---------- Input records ----------

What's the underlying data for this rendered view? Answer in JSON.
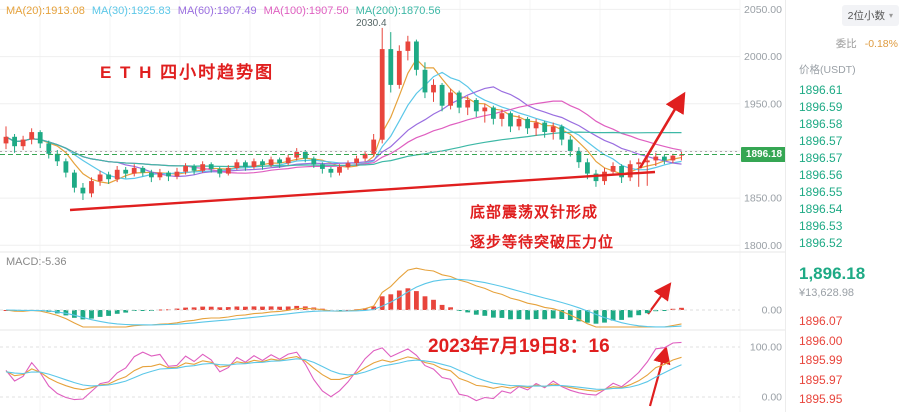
{
  "colors": {
    "up": "#e8453c",
    "down": "#1eaa85",
    "annotation": "#e01f1f",
    "price_tag_bg": "#35a653",
    "dif": "#e6a23c",
    "dea": "#5bc7e8",
    "k": "#e6a23c",
    "d": "#5bc7e8",
    "j": "#df5fc0"
  },
  "indicators": {
    "ma_labels": [
      {
        "text": "MA(20):1913.08",
        "color": "#e6a23c",
        "window": 5
      },
      {
        "text": "MA(30):1925.83",
        "color": "#5bc7e8",
        "window": 8
      },
      {
        "text": "MA(60):1907.49",
        "color": "#9a6ee0",
        "window": 14
      },
      {
        "text": "MA(100):1907.50",
        "color": "#df5fc0",
        "window": 22
      },
      {
        "text": "MA(200):1870.56",
        "color": "#3db8a6",
        "window": 45
      }
    ],
    "macd_label": "MACD:-5.36"
  },
  "annotations": {
    "title": "E T H 四小时趋势图",
    "peak": "2030.4",
    "note_line1": "底部震荡双针形成",
    "note_line2": "逐步等待突破压力位",
    "datetime": "2023年7月19日8：16"
  },
  "axis": {
    "last_price_label": "1896.18"
  },
  "order_book": {
    "decimals_label": "2位小数",
    "weibi_label": "委比",
    "weibi_value": "-0.18%",
    "price_header": "价格(USDT)",
    "asks": [
      "1896.61",
      "1896.59",
      "1896.58",
      "1896.57",
      "1896.57",
      "1896.56",
      "1896.55",
      "1896.54",
      "1896.53",
      "1896.52"
    ],
    "last_price": "1,896.18",
    "last_cny": "¥13,628.98",
    "bids": [
      "1896.07",
      "1896.00",
      "1895.99",
      "1895.97",
      "1895.95"
    ]
  },
  "chart_data": {
    "type": "candlestick",
    "ylim": [
      1795,
      2060
    ],
    "y_ticks": [
      2050,
      2000,
      1950,
      1900,
      1850,
      1800
    ],
    "macd_zero_tick": "0.00",
    "osc_ticks": [
      "100.00",
      "0.00"
    ],
    "last_price": 1896.18,
    "candles": [
      [
        1908,
        1926,
        1902,
        1915
      ],
      [
        1915,
        1918,
        1898,
        1905
      ],
      [
        1905,
        1916,
        1901,
        1912
      ],
      [
        1912,
        1924,
        1907,
        1920
      ],
      [
        1920,
        1922,
        1903,
        1908
      ],
      [
        1908,
        1911,
        1892,
        1897
      ],
      [
        1897,
        1901,
        1884,
        1889
      ],
      [
        1889,
        1892,
        1872,
        1877
      ],
      [
        1877,
        1880,
        1856,
        1861
      ],
      [
        1861,
        1866,
        1848,
        1855
      ],
      [
        1855,
        1872,
        1851,
        1868
      ],
      [
        1868,
        1879,
        1863,
        1875
      ],
      [
        1875,
        1878,
        1865,
        1870
      ],
      [
        1870,
        1884,
        1867,
        1880
      ],
      [
        1880,
        1883,
        1871,
        1876
      ],
      [
        1876,
        1886,
        1873,
        1882
      ],
      [
        1882,
        1884,
        1873,
        1877
      ],
      [
        1877,
        1880,
        1867,
        1872
      ],
      [
        1872,
        1881,
        1869,
        1877
      ],
      [
        1877,
        1879,
        1868,
        1873
      ],
      [
        1873,
        1882,
        1870,
        1878
      ],
      [
        1878,
        1887,
        1875,
        1884
      ],
      [
        1884,
        1886,
        1875,
        1879
      ],
      [
        1879,
        1889,
        1877,
        1886
      ],
      [
        1886,
        1888,
        1877,
        1881
      ],
      [
        1881,
        1883,
        1872,
        1876
      ],
      [
        1876,
        1885,
        1874,
        1882
      ],
      [
        1882,
        1891,
        1880,
        1888
      ],
      [
        1888,
        1890,
        1879,
        1883
      ],
      [
        1883,
        1892,
        1881,
        1889
      ],
      [
        1889,
        1891,
        1880,
        1885
      ],
      [
        1885,
        1894,
        1883,
        1891
      ],
      [
        1891,
        1893,
        1882,
        1887
      ],
      [
        1887,
        1896,
        1885,
        1893
      ],
      [
        1893,
        1903,
        1890,
        1899
      ],
      [
        1899,
        1901,
        1888,
        1892
      ],
      [
        1892,
        1894,
        1882,
        1886
      ],
      [
        1886,
        1888,
        1876,
        1881
      ],
      [
        1881,
        1883,
        1872,
        1877
      ],
      [
        1877,
        1886,
        1874,
        1883
      ],
      [
        1883,
        1890,
        1880,
        1887
      ],
      [
        1887,
        1895,
        1884,
        1892
      ],
      [
        1892,
        1900,
        1889,
        1897
      ],
      [
        1897,
        1918,
        1894,
        1912
      ],
      [
        1912,
        2030.4,
        1908,
        2008
      ],
      [
        2008,
        2026,
        1962,
        1970
      ],
      [
        1970,
        2012,
        1966,
        2006
      ],
      [
        2006,
        2022,
        1996,
        2016
      ],
      [
        2016,
        2018,
        1980,
        1986
      ],
      [
        1986,
        1994,
        1956,
        1962
      ],
      [
        1962,
        1976,
        1952,
        1970
      ],
      [
        1970,
        1972,
        1942,
        1948
      ],
      [
        1948,
        1966,
        1944,
        1962
      ],
      [
        1962,
        1964,
        1940,
        1946
      ],
      [
        1946,
        1958,
        1938,
        1954
      ],
      [
        1954,
        1956,
        1936,
        1942
      ],
      [
        1942,
        1950,
        1930,
        1946
      ],
      [
        1946,
        1948,
        1928,
        1934
      ],
      [
        1934,
        1944,
        1926,
        1940
      ],
      [
        1940,
        1942,
        1920,
        1926
      ],
      [
        1926,
        1938,
        1922,
        1934
      ],
      [
        1934,
        1936,
        1918,
        1924
      ],
      [
        1924,
        1934,
        1916,
        1930
      ],
      [
        1930,
        1932,
        1914,
        1920
      ],
      [
        1920,
        1930,
        1912,
        1926
      ],
      [
        1926,
        1928,
        1906,
        1912
      ],
      [
        1912,
        1916,
        1894,
        1900
      ],
      [
        1900,
        1904,
        1882,
        1888
      ],
      [
        1888,
        1892,
        1870,
        1876
      ],
      [
        1876,
        1880,
        1862,
        1868
      ],
      [
        1868,
        1882,
        1864,
        1878
      ],
      [
        1878,
        1888,
        1874,
        1884
      ],
      [
        1884,
        1886,
        1866,
        1872
      ],
      [
        1872,
        1890,
        1868,
        1886
      ],
      [
        1886,
        1892,
        1862,
        1888
      ],
      [
        1888,
        1894,
        1863,
        1890
      ],
      [
        1890,
        1898,
        1884,
        1894
      ],
      [
        1894,
        1896,
        1886,
        1890
      ],
      [
        1890,
        1897,
        1887,
        1895
      ],
      [
        1895,
        1900,
        1890,
        1896.18
      ]
    ]
  }
}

----------

> [Written instruction]:
Restate each line of the records exactly; pictures do not belong in the copy.

> [Completed task]:
What's the underlying data for this rendered view? Answer in JSON.
{
  "colors": {
    "up": "#e8453c",
    "down": "#1eaa85",
    "annotation": "#e01f1f",
    "price_tag_bg": "#35a653",
    "dif": "#e6a23c",
    "dea": "#5bc7e8",
    "k": "#e6a23c",
    "d": "#5bc7e8",
    "j": "#df5fc0"
  },
  "indicators": {
    "ma_labels": [
      {
        "text": "MA(20):1913.08",
        "color": "#e6a23c",
        "window": 5
      },
      {
        "text": "MA(30):1925.83",
        "color": "#5bc7e8",
        "window": 8
      },
      {
        "text": "MA(60):1907.49",
        "color": "#9a6ee0",
        "window": 14
      },
      {
        "text": "MA(100):1907.50",
        "color": "#df5fc0",
        "window": 22
      },
      {
        "text": "MA(200):1870.56",
        "color": "#3db8a6",
        "window": 45
      }
    ],
    "macd_label": "MACD:-5.36"
  },
  "annotations": {
    "title": "E T H 四小时趋势图",
    "peak": "2030.4",
    "note_line1": "底部震荡双针形成",
    "note_line2": "逐步等待突破压力位",
    "datetime": "2023年7月19日8：16"
  },
  "axis": {
    "last_price_label": "1896.18"
  },
  "order_book": {
    "decimals_label": "2位小数",
    "weibi_label": "委比",
    "weibi_value": "-0.18%",
    "price_header": "价格(USDT)",
    "asks": [
      "1896.61",
      "1896.59",
      "1896.58",
      "1896.57",
      "1896.57",
      "1896.56",
      "1896.55",
      "1896.54",
      "1896.53",
      "1896.52"
    ],
    "last_price": "1,896.18",
    "last_cny": "¥13,628.98",
    "bids": [
      "1896.07",
      "1896.00",
      "1895.99",
      "1895.97",
      "1895.95"
    ]
  },
  "chart_data": {
    "type": "candlestick",
    "ylim": [
      1795,
      2060
    ],
    "y_ticks": [
      2050,
      2000,
      1950,
      1900,
      1850,
      1800
    ],
    "macd_zero_tick": "0.00",
    "osc_ticks": [
      "100.00",
      "0.00"
    ],
    "last_price": 1896.18,
    "candles": [
      [
        1908,
        1926,
        1902,
        1915
      ],
      [
        1915,
        1918,
        1898,
        1905
      ],
      [
        1905,
        1916,
        1901,
        1912
      ],
      [
        1912,
        1924,
        1907,
        1920
      ],
      [
        1920,
        1922,
        1903,
        1908
      ],
      [
        1908,
        1911,
        1892,
        1897
      ],
      [
        1897,
        1901,
        1884,
        1889
      ],
      [
        1889,
        1892,
        1872,
        1877
      ],
      [
        1877,
        1880,
        1856,
        1861
      ],
      [
        1861,
        1866,
        1848,
        1855
      ],
      [
        1855,
        1872,
        1851,
        1868
      ],
      [
        1868,
        1879,
        1863,
        1875
      ],
      [
        1875,
        1878,
        1865,
        1870
      ],
      [
        1870,
        1884,
        1867,
        1880
      ],
      [
        1880,
        1883,
        1871,
        1876
      ],
      [
        1876,
        1886,
        1873,
        1882
      ],
      [
        1882,
        1884,
        1873,
        1877
      ],
      [
        1877,
        1880,
        1867,
        1872
      ],
      [
        1872,
        1881,
        1869,
        1877
      ],
      [
        1877,
        1879,
        1868,
        1873
      ],
      [
        1873,
        1882,
        1870,
        1878
      ],
      [
        1878,
        1887,
        1875,
        1884
      ],
      [
        1884,
        1886,
        1875,
        1879
      ],
      [
        1879,
        1889,
        1877,
        1886
      ],
      [
        1886,
        1888,
        1877,
        1881
      ],
      [
        1881,
        1883,
        1872,
        1876
      ],
      [
        1876,
        1885,
        1874,
        1882
      ],
      [
        1882,
        1891,
        1880,
        1888
      ],
      [
        1888,
        1890,
        1879,
        1883
      ],
      [
        1883,
        1892,
        1881,
        1889
      ],
      [
        1889,
        1891,
        1880,
        1885
      ],
      [
        1885,
        1894,
        1883,
        1891
      ],
      [
        1891,
        1893,
        1882,
        1887
      ],
      [
        1887,
        1896,
        1885,
        1893
      ],
      [
        1893,
        1903,
        1890,
        1899
      ],
      [
        1899,
        1901,
        1888,
        1892
      ],
      [
        1892,
        1894,
        1882,
        1886
      ],
      [
        1886,
        1888,
        1876,
        1881
      ],
      [
        1881,
        1883,
        1872,
        1877
      ],
      [
        1877,
        1886,
        1874,
        1883
      ],
      [
        1883,
        1890,
        1880,
        1887
      ],
      [
        1887,
        1895,
        1884,
        1892
      ],
      [
        1892,
        1900,
        1889,
        1897
      ],
      [
        1897,
        1918,
        1894,
        1912
      ],
      [
        1912,
        2030.4,
        1908,
        2008
      ],
      [
        2008,
        2026,
        1962,
        1970
      ],
      [
        1970,
        2012,
        1966,
        2006
      ],
      [
        2006,
        2022,
        1996,
        2016
      ],
      [
        2016,
        2018,
        1980,
        1986
      ],
      [
        1986,
        1994,
        1956,
        1962
      ],
      [
        1962,
        1976,
        1952,
        1970
      ],
      [
        1970,
        1972,
        1942,
        1948
      ],
      [
        1948,
        1966,
        1944,
        1962
      ],
      [
        1962,
        1964,
        1940,
        1946
      ],
      [
        1946,
        1958,
        1938,
        1954
      ],
      [
        1954,
        1956,
        1936,
        1942
      ],
      [
        1942,
        1950,
        1930,
        1946
      ],
      [
        1946,
        1948,
        1928,
        1934
      ],
      [
        1934,
        1944,
        1926,
        1940
      ],
      [
        1940,
        1942,
        1920,
        1926
      ],
      [
        1926,
        1938,
        1922,
        1934
      ],
      [
        1934,
        1936,
        1918,
        1924
      ],
      [
        1924,
        1934,
        1916,
        1930
      ],
      [
        1930,
        1932,
        1914,
        1920
      ],
      [
        1920,
        1930,
        1912,
        1926
      ],
      [
        1926,
        1928,
        1906,
        1912
      ],
      [
        1912,
        1916,
        1894,
        1900
      ],
      [
        1900,
        1904,
        1882,
        1888
      ],
      [
        1888,
        1892,
        1870,
        1876
      ],
      [
        1876,
        1880,
        1862,
        1868
      ],
      [
        1868,
        1882,
        1864,
        1878
      ],
      [
        1878,
        1888,
        1874,
        1884
      ],
      [
        1884,
        1886,
        1866,
        1872
      ],
      [
        1872,
        1890,
        1868,
        1886
      ],
      [
        1886,
        1892,
        1862,
        1888
      ],
      [
        1888,
        1894,
        1863,
        1890
      ],
      [
        1890,
        1898,
        1884,
        1894
      ],
      [
        1894,
        1896,
        1886,
        1890
      ],
      [
        1890,
        1897,
        1887,
        1895
      ],
      [
        1895,
        1900,
        1890,
        1896.18
      ]
    ]
  }
}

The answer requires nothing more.